→ YOUR INSTRUCTIONS
Write out the material exactly, without any of its pictures.
-- Start of SUPPLIED RECORDS --
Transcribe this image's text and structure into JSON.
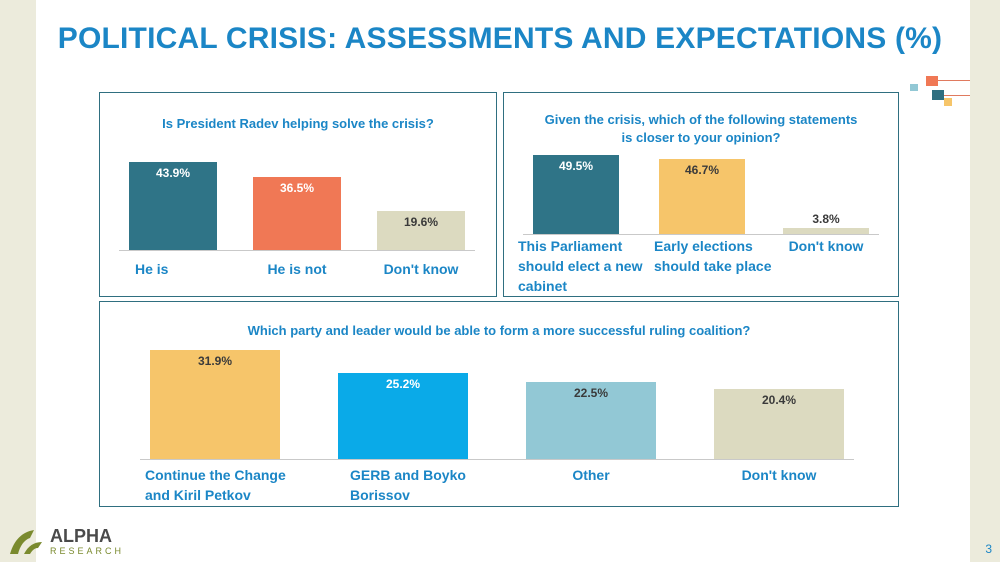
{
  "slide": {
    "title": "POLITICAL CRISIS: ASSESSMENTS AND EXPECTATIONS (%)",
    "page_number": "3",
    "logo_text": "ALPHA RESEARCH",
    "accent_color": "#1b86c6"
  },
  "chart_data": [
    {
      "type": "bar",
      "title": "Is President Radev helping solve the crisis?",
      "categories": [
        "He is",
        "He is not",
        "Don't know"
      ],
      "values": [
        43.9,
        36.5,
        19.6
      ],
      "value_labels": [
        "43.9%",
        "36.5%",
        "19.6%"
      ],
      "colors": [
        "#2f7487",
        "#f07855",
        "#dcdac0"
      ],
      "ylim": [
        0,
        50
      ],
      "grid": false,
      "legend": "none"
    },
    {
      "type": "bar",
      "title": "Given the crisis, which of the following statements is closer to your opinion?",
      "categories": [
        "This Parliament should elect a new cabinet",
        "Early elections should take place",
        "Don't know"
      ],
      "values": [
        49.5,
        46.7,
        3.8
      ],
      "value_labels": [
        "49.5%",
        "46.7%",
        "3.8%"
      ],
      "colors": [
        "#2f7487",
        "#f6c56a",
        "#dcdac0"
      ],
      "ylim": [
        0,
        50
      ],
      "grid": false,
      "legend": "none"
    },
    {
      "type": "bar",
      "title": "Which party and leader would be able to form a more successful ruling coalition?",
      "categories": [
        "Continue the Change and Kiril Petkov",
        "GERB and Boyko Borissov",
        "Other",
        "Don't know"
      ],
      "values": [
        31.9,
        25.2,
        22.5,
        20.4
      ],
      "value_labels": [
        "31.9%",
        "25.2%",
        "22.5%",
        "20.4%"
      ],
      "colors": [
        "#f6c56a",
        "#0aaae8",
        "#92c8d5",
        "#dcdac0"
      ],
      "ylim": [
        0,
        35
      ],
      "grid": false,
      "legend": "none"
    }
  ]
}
-- End of SUPPLIED RECORDS --
→ FINAL ANSWER
Transcribe this image's text and structure into JSON.
{
  "slide": {
    "title": "POLITICAL CRISIS: ASSESSMENTS AND EXPECTATIONS (%)",
    "page_number": "3",
    "logo_text": "ALPHA RESEARCH",
    "accent_color": "#1b86c6"
  },
  "chart_data": [
    {
      "type": "bar",
      "title": "Is President Radev helping solve the crisis?",
      "categories": [
        "He is",
        "He is not",
        "Don't know"
      ],
      "values": [
        43.9,
        36.5,
        19.6
      ],
      "value_labels": [
        "43.9%",
        "36.5%",
        "19.6%"
      ],
      "colors": [
        "#2f7487",
        "#f07855",
        "#dcdac0"
      ],
      "ylim": [
        0,
        50
      ],
      "grid": false,
      "legend": "none"
    },
    {
      "type": "bar",
      "title": "Given the crisis, which of the following statements is closer to your opinion?",
      "categories": [
        "This Parliament should elect a new cabinet",
        "Early elections should take place",
        "Don't know"
      ],
      "values": [
        49.5,
        46.7,
        3.8
      ],
      "value_labels": [
        "49.5%",
        "46.7%",
        "3.8%"
      ],
      "colors": [
        "#2f7487",
        "#f6c56a",
        "#dcdac0"
      ],
      "ylim": [
        0,
        50
      ],
      "grid": false,
      "legend": "none"
    },
    {
      "type": "bar",
      "title": "Which party and leader would be able to form a more successful ruling coalition?",
      "categories": [
        "Continue the Change and Kiril Petkov",
        "GERB and Boyko Borissov",
        "Other",
        "Don't know"
      ],
      "values": [
        31.9,
        25.2,
        22.5,
        20.4
      ],
      "value_labels": [
        "31.9%",
        "25.2%",
        "22.5%",
        "20.4%"
      ],
      "colors": [
        "#f6c56a",
        "#0aaae8",
        "#92c8d5",
        "#dcdac0"
      ],
      "ylim": [
        0,
        35
      ],
      "grid": false,
      "legend": "none"
    }
  ]
}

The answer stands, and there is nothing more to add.